Problem —
From the entries below, copy every line where the string "name" appears.

###

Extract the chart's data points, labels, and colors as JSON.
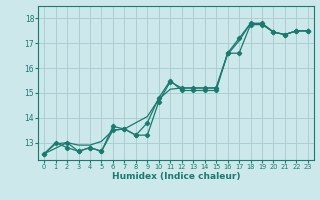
{
  "xlabel": "Humidex (Indice chaleur)",
  "ylabel": "",
  "xlim": [
    -0.5,
    23.5
  ],
  "ylim": [
    12.3,
    18.5
  ],
  "yticks": [
    13,
    14,
    15,
    16,
    17,
    18
  ],
  "xticks": [
    0,
    1,
    2,
    3,
    4,
    5,
    6,
    7,
    8,
    9,
    10,
    11,
    12,
    13,
    14,
    15,
    16,
    17,
    18,
    19,
    20,
    21,
    22,
    23
  ],
  "background_color": "#cce8ea",
  "grid_color": "#aacfd2",
  "line_color": "#1a7a6e",
  "line1_x": [
    0,
    1,
    2,
    3,
    4,
    5,
    6,
    7,
    8,
    9,
    10,
    11,
    12,
    13,
    14,
    15,
    16,
    17,
    18,
    19,
    20,
    21,
    22,
    23
  ],
  "line1_y": [
    12.55,
    12.95,
    13.0,
    12.9,
    12.9,
    13.05,
    13.5,
    13.55,
    13.8,
    14.05,
    14.75,
    15.15,
    15.2,
    15.2,
    15.2,
    15.2,
    16.55,
    17.1,
    17.8,
    17.8,
    17.45,
    17.35,
    17.5,
    17.5
  ],
  "line2_x": [
    0,
    1,
    2,
    3,
    4,
    5,
    6,
    7,
    8,
    9,
    10,
    11,
    12,
    13,
    14,
    15,
    16,
    17,
    18,
    19,
    20,
    21,
    22,
    23
  ],
  "line2_y": [
    12.55,
    13.0,
    12.8,
    12.65,
    12.8,
    12.65,
    13.5,
    13.55,
    13.3,
    13.3,
    14.65,
    15.45,
    15.2,
    15.2,
    15.2,
    15.2,
    16.6,
    17.2,
    17.8,
    17.8,
    17.45,
    17.35,
    17.5,
    17.5
  ],
  "line3_x": [
    0,
    2,
    3,
    4,
    5,
    6,
    7,
    8,
    9,
    10,
    11,
    12,
    13,
    14,
    15,
    16,
    17,
    18,
    19,
    20,
    21,
    22,
    23
  ],
  "line3_y": [
    12.55,
    13.0,
    12.65,
    12.8,
    12.65,
    13.65,
    13.55,
    13.3,
    13.8,
    14.8,
    15.5,
    15.1,
    15.1,
    15.1,
    15.1,
    16.6,
    16.6,
    17.75,
    17.75,
    17.45,
    17.35,
    17.5,
    17.5
  ]
}
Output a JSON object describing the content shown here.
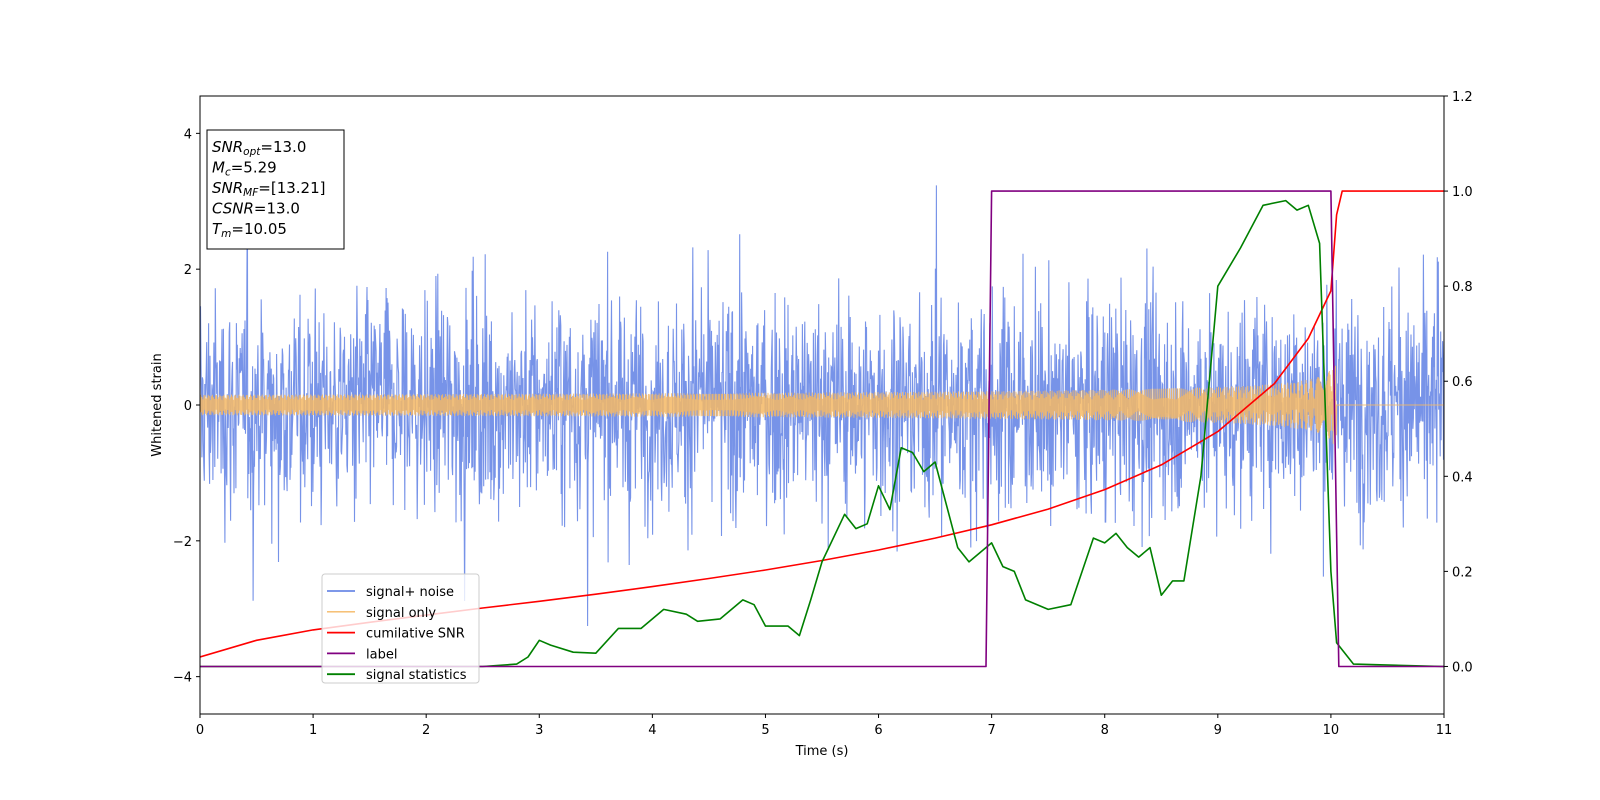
{
  "chart_data": {
    "type": "line",
    "xlabel": "Time (s)",
    "ylabel_left": "Whitened strain",
    "ylabel_right": "",
    "xlim": [
      0,
      11
    ],
    "ylim_left": [
      -4.55,
      4.55
    ],
    "ylim_right": [
      -0.1,
      1.2
    ],
    "x_ticks": [
      0,
      1,
      2,
      3,
      4,
      5,
      6,
      7,
      8,
      9,
      10,
      11
    ],
    "y_left_ticks": [
      -4,
      -2,
      0,
      2,
      4
    ],
    "y_right_ticks": [
      0.0,
      0.2,
      0.4,
      0.6,
      0.8,
      1.0,
      1.2
    ],
    "x_tick_labels": [
      "0",
      "1",
      "2",
      "3",
      "4",
      "5",
      "6",
      "7",
      "8",
      "9",
      "10",
      "11"
    ],
    "y_left_tick_labels": [
      "−4",
      "−2",
      "0",
      "2",
      "4"
    ],
    "y_right_tick_labels": [
      "0.0",
      "0.2",
      "0.4",
      "0.6",
      "0.8",
      "1.0",
      "1.2"
    ],
    "grid": false,
    "legend_position": "lower-left",
    "info_box": {
      "lines": [
        {
          "symbol": "SNR",
          "subscript": "opt",
          "value": "=13.0"
        },
        {
          "symbol": "M",
          "subscript": "c",
          "value": "=5.29"
        },
        {
          "symbol": "SNR",
          "subscript": "MF",
          "value": "=[13.21]"
        },
        {
          "symbol": "CSNR",
          "subscript": "",
          "value": "=13.0"
        },
        {
          "symbol": "T",
          "subscript": "m",
          "value": "=10.05"
        }
      ]
    },
    "colors": {
      "noise": "#6b8ae6",
      "signal": "#f5b865",
      "cumulative": "#ff0000",
      "label": "#800080",
      "statistics": "#008000"
    },
    "series": [
      {
        "name": "signal+ noise",
        "axis": "left",
        "kind": "noise-band",
        "sigma": 0.8,
        "typical_extent": [
          -2.2,
          2.2
        ],
        "extremes": [
          -4.1,
          4.18
        ],
        "x_range": [
          0,
          11
        ]
      },
      {
        "name": "signal only",
        "axis": "left",
        "kind": "chirp",
        "amplitude_start": 0.06,
        "amplitude_peak": 0.72,
        "merger_time": 10.05,
        "x_range": [
          0,
          11
        ]
      },
      {
        "name": "cumilative SNR",
        "axis": "right",
        "points": [
          [
            0,
            0.02
          ],
          [
            0.5,
            0.055
          ],
          [
            1,
            0.077
          ],
          [
            1.5,
            0.093
          ],
          [
            2,
            0.108
          ],
          [
            2.5,
            0.123
          ],
          [
            3,
            0.137
          ],
          [
            3.5,
            0.152
          ],
          [
            4,
            0.168
          ],
          [
            4.5,
            0.185
          ],
          [
            5,
            0.203
          ],
          [
            5.5,
            0.223
          ],
          [
            6,
            0.245
          ],
          [
            6.5,
            0.27
          ],
          [
            7,
            0.298
          ],
          [
            7.5,
            0.331
          ],
          [
            8,
            0.372
          ],
          [
            8.5,
            0.424
          ],
          [
            9,
            0.494
          ],
          [
            9.5,
            0.595
          ],
          [
            9.8,
            0.69
          ],
          [
            10,
            0.79
          ],
          [
            10.05,
            0.95
          ],
          [
            10.1,
            1.0
          ],
          [
            11,
            1.0
          ]
        ]
      },
      {
        "name": "label",
        "axis": "right",
        "points": [
          [
            0,
            0.0
          ],
          [
            6.95,
            0.0
          ],
          [
            7.0,
            1.0
          ],
          [
            10.0,
            1.0
          ],
          [
            10.07,
            0.0
          ],
          [
            11,
            0.0
          ]
        ]
      },
      {
        "name": "signal statistics",
        "axis": "right",
        "points": [
          [
            0,
            0.0
          ],
          [
            2.5,
            0.0
          ],
          [
            2.8,
            0.005
          ],
          [
            2.9,
            0.02
          ],
          [
            3.0,
            0.055
          ],
          [
            3.1,
            0.045
          ],
          [
            3.3,
            0.03
          ],
          [
            3.5,
            0.028
          ],
          [
            3.7,
            0.08
          ],
          [
            3.9,
            0.08
          ],
          [
            4.1,
            0.12
          ],
          [
            4.3,
            0.11
          ],
          [
            4.4,
            0.095
          ],
          [
            4.6,
            0.1
          ],
          [
            4.8,
            0.14
          ],
          [
            4.9,
            0.13
          ],
          [
            5.0,
            0.085
          ],
          [
            5.2,
            0.085
          ],
          [
            5.3,
            0.065
          ],
          [
            5.4,
            0.14
          ],
          [
            5.5,
            0.22
          ],
          [
            5.7,
            0.32
          ],
          [
            5.8,
            0.29
          ],
          [
            5.9,
            0.3
          ],
          [
            6.0,
            0.38
          ],
          [
            6.1,
            0.33
          ],
          [
            6.2,
            0.46
          ],
          [
            6.3,
            0.45
          ],
          [
            6.4,
            0.41
          ],
          [
            6.5,
            0.43
          ],
          [
            6.6,
            0.34
          ],
          [
            6.7,
            0.25
          ],
          [
            6.8,
            0.22
          ],
          [
            6.9,
            0.24
          ],
          [
            7.0,
            0.26
          ],
          [
            7.1,
            0.21
          ],
          [
            7.2,
            0.2
          ],
          [
            7.3,
            0.14
          ],
          [
            7.5,
            0.12
          ],
          [
            7.7,
            0.13
          ],
          [
            7.9,
            0.27
          ],
          [
            8.0,
            0.26
          ],
          [
            8.1,
            0.28
          ],
          [
            8.2,
            0.25
          ],
          [
            8.3,
            0.23
          ],
          [
            8.4,
            0.25
          ],
          [
            8.5,
            0.15
          ],
          [
            8.6,
            0.18
          ],
          [
            8.7,
            0.18
          ],
          [
            8.85,
            0.4
          ],
          [
            9.0,
            0.8
          ],
          [
            9.2,
            0.88
          ],
          [
            9.4,
            0.97
          ],
          [
            9.6,
            0.98
          ],
          [
            9.7,
            0.96
          ],
          [
            9.8,
            0.97
          ],
          [
            9.9,
            0.89
          ],
          [
            10.0,
            0.2
          ],
          [
            10.05,
            0.05
          ],
          [
            10.2,
            0.005
          ],
          [
            11,
            0.0
          ]
        ]
      }
    ]
  }
}
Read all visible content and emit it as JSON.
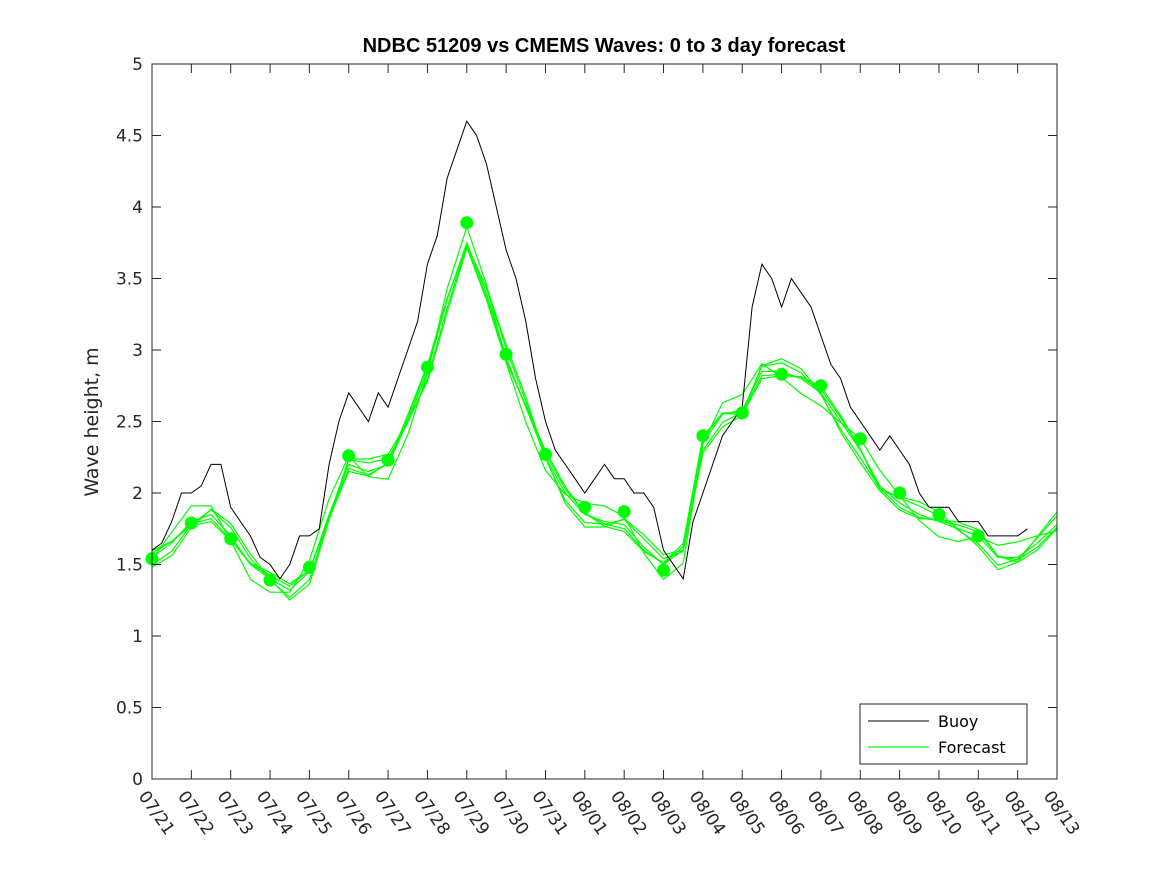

###

Final answer —
        "name": "signal+ noise",
        "name": "signal only",
        "name": "cumilative SNR",
        "name": "label",
        "name": "signal statistics",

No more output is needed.